*TASK PROMPT*: Report how many lines below contain the word "value", and give only that number.

*ENTRIES SUPPLIED*:
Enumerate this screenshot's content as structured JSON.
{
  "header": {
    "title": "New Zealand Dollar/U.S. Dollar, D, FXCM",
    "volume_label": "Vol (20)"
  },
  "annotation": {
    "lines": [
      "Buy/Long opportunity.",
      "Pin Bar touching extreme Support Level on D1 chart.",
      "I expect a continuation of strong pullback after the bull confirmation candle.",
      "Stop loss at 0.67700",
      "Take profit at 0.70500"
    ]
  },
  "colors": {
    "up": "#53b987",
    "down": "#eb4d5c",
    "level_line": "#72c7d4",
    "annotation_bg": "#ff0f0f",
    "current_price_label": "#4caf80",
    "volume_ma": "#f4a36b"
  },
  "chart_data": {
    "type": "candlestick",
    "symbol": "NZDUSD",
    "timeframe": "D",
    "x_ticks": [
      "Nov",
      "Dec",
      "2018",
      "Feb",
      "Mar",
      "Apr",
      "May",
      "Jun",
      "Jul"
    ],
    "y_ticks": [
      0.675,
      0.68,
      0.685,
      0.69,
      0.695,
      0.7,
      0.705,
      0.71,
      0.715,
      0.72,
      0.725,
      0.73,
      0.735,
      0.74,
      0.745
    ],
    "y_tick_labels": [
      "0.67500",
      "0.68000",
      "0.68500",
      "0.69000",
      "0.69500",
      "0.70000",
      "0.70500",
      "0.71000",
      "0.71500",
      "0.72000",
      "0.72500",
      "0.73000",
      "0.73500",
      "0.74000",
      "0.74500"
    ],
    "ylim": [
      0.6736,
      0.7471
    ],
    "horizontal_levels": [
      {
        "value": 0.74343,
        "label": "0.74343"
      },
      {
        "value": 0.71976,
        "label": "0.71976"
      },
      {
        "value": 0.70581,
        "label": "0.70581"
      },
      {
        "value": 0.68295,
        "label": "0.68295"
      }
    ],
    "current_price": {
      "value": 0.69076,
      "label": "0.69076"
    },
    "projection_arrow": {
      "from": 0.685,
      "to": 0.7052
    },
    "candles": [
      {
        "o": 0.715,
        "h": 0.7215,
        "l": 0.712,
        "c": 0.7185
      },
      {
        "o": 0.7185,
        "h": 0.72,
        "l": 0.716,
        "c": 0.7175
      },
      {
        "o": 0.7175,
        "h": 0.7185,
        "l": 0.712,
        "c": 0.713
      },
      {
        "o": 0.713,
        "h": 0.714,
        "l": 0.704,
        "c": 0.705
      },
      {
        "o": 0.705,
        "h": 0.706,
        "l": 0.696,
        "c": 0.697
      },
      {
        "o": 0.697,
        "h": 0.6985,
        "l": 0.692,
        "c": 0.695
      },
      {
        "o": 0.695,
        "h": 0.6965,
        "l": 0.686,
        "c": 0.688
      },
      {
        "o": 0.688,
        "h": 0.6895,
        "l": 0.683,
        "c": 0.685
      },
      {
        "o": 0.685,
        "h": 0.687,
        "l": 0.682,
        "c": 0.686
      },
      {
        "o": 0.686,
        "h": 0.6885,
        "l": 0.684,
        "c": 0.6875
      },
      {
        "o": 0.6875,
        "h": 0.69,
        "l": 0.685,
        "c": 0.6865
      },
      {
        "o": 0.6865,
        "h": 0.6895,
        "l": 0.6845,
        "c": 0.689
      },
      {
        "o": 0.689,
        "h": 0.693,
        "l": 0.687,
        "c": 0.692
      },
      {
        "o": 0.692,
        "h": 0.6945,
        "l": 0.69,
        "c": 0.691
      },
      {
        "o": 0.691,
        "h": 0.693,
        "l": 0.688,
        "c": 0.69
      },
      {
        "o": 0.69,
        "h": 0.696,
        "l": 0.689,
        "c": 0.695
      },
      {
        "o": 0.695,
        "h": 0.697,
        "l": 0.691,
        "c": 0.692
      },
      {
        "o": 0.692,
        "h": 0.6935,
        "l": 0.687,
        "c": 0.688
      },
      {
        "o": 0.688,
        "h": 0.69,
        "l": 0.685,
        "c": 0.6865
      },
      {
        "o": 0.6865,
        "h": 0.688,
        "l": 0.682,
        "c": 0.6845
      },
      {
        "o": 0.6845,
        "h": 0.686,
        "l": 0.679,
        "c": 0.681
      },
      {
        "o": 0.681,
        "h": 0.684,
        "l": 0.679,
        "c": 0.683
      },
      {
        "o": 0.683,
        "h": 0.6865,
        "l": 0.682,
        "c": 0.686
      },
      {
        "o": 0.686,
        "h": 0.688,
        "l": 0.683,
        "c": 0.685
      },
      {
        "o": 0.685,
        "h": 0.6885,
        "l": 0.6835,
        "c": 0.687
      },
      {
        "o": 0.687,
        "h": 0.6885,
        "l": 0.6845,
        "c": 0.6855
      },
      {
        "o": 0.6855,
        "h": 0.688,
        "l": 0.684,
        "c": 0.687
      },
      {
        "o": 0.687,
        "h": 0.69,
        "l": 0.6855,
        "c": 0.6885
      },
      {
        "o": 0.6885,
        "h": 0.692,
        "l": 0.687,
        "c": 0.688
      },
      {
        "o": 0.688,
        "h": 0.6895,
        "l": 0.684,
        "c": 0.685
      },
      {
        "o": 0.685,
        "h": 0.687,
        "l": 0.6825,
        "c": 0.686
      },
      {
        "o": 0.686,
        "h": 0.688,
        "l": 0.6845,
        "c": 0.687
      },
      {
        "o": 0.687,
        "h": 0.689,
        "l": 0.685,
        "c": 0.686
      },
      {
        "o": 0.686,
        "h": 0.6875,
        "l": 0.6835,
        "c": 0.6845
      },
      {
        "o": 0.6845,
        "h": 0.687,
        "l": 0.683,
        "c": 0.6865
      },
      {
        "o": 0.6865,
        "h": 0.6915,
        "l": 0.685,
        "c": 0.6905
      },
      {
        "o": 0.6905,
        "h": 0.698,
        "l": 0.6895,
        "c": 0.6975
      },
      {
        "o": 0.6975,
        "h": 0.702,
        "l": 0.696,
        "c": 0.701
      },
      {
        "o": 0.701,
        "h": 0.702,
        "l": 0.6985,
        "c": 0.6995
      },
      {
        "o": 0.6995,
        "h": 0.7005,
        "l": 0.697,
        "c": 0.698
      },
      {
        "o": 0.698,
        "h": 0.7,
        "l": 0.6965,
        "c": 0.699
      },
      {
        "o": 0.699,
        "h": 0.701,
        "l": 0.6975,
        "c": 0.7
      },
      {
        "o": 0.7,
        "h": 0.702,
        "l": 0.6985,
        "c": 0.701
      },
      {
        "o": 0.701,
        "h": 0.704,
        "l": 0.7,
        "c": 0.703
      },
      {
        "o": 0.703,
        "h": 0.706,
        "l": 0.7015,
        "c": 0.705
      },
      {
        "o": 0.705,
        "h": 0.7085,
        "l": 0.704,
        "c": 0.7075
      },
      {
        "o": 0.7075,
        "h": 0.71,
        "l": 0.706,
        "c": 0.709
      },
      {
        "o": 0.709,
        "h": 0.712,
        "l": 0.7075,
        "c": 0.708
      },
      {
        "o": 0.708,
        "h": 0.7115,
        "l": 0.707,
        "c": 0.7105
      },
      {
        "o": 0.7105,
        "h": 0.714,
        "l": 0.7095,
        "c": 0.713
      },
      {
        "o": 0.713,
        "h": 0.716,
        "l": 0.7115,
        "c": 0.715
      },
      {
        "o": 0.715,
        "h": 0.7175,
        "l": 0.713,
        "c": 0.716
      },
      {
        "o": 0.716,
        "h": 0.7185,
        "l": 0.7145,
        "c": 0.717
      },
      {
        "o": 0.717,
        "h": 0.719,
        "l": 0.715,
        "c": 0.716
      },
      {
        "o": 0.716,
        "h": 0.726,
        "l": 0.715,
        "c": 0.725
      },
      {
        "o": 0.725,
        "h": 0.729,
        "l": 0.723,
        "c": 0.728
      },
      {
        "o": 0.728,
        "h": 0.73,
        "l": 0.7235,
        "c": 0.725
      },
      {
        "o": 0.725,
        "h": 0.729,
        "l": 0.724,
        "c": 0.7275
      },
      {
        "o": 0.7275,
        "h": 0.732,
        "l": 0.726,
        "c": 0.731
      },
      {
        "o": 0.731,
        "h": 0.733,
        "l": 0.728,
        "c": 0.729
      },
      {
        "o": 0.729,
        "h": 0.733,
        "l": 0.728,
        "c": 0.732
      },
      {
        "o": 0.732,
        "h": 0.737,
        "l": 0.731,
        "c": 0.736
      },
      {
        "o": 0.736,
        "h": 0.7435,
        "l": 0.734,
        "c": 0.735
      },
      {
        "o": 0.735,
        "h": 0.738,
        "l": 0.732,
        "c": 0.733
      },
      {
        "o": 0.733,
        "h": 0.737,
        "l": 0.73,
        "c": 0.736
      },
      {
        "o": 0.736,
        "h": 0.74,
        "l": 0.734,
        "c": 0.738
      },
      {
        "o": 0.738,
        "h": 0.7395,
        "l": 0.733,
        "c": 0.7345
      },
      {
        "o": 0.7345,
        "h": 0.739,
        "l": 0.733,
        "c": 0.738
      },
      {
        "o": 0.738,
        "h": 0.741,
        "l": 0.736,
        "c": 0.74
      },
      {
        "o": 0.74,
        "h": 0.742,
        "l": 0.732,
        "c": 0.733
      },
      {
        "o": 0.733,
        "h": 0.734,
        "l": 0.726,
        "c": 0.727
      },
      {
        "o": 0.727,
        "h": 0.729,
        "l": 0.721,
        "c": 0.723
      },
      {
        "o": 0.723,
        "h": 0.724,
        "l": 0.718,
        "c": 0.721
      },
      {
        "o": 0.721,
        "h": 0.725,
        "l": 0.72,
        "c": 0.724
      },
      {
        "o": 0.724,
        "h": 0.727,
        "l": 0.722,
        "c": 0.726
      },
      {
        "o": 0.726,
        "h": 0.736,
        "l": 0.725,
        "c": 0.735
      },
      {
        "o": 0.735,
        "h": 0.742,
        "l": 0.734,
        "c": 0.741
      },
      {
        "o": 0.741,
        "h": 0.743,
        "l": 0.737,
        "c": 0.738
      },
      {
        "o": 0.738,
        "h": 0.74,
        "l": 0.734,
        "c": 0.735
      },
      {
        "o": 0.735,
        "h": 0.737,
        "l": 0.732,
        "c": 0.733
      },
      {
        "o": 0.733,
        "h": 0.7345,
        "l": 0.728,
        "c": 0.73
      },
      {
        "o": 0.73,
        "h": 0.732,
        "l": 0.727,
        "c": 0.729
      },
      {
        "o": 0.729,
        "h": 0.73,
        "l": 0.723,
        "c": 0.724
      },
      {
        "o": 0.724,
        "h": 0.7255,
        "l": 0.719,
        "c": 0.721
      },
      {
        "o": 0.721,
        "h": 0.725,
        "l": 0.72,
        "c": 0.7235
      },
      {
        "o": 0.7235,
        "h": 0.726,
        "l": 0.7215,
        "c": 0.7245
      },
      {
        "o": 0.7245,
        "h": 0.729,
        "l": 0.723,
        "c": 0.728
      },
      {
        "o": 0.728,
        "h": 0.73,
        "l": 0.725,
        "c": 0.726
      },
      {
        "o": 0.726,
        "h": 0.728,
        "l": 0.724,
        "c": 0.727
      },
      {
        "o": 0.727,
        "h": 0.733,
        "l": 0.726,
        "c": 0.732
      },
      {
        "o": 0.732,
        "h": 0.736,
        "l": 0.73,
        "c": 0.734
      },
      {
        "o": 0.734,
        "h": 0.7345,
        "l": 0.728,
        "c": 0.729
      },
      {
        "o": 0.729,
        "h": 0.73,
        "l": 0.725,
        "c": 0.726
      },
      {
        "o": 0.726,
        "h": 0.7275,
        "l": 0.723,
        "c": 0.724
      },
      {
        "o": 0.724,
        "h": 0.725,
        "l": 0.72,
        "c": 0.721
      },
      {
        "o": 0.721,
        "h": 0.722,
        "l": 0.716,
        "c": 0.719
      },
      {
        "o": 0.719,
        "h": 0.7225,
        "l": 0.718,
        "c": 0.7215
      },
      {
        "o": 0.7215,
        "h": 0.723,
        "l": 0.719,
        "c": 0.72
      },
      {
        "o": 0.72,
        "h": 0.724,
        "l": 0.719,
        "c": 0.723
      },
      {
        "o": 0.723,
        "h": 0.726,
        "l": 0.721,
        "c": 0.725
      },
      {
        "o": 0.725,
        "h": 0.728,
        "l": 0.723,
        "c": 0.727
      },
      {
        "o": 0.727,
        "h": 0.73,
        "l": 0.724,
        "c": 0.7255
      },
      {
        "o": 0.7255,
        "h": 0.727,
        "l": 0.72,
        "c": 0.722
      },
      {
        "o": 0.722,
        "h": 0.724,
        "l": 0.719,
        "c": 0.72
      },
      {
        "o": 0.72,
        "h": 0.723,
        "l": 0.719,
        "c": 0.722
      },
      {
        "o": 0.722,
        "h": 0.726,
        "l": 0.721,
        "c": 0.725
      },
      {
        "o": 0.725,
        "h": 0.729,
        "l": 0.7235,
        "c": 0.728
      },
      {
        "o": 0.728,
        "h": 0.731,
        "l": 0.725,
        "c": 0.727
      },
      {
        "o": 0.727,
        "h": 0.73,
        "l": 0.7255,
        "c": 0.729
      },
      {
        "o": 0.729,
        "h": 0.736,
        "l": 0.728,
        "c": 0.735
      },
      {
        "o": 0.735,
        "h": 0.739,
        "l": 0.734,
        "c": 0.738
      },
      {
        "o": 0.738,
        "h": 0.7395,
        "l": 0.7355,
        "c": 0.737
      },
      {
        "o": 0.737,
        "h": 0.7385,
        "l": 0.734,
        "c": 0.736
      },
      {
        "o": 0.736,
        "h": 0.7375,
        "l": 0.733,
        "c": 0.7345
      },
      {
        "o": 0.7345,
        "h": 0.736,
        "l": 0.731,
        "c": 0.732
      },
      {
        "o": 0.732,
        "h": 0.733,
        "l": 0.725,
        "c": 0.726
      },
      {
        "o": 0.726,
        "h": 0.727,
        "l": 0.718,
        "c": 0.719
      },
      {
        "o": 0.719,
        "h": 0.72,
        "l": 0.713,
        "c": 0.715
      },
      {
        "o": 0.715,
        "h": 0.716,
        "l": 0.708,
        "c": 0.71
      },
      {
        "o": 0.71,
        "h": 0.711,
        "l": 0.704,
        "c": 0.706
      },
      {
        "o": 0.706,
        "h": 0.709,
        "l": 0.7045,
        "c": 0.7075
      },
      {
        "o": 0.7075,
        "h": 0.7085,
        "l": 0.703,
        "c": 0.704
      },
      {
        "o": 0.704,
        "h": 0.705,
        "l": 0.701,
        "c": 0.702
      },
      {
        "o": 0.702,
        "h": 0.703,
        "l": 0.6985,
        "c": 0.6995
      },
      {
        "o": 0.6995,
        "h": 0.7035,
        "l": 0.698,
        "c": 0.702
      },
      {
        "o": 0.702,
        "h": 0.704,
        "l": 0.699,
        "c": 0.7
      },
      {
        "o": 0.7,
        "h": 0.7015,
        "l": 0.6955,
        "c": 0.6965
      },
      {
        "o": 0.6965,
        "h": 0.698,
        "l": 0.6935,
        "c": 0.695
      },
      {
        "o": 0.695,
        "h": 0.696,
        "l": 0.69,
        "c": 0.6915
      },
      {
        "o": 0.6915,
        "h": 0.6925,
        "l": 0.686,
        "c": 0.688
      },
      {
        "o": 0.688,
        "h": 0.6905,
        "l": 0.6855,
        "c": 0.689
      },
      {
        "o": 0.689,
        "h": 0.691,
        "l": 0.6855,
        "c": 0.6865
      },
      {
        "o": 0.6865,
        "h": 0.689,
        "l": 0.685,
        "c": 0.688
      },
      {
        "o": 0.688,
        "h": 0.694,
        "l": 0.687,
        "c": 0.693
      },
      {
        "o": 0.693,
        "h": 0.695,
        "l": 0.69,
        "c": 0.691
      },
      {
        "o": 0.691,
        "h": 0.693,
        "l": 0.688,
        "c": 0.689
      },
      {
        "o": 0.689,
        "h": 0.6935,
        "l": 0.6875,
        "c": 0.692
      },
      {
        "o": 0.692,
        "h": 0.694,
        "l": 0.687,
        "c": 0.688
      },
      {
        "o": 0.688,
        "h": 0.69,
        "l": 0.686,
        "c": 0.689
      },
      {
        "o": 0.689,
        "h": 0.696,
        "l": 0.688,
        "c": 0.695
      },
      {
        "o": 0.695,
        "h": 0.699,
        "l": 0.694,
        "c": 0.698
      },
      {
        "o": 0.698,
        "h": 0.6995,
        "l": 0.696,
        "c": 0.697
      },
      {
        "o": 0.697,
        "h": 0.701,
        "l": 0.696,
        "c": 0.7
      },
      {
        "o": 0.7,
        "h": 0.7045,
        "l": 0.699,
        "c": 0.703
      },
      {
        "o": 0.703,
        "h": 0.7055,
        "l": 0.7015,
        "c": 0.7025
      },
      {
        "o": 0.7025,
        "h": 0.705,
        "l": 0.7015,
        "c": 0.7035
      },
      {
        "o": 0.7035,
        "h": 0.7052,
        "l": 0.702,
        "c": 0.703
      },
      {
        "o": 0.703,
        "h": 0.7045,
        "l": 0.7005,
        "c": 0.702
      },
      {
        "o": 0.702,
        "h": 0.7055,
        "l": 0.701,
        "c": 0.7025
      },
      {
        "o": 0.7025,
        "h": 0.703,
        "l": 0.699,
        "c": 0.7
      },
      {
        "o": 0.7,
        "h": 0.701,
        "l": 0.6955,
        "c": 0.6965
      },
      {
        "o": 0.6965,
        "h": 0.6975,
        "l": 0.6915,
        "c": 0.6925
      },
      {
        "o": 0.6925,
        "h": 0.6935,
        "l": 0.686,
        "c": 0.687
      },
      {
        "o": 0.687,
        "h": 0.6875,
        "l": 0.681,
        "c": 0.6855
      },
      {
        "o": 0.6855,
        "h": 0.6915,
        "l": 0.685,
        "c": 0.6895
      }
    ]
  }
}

*RIGHT ANSWER*: 5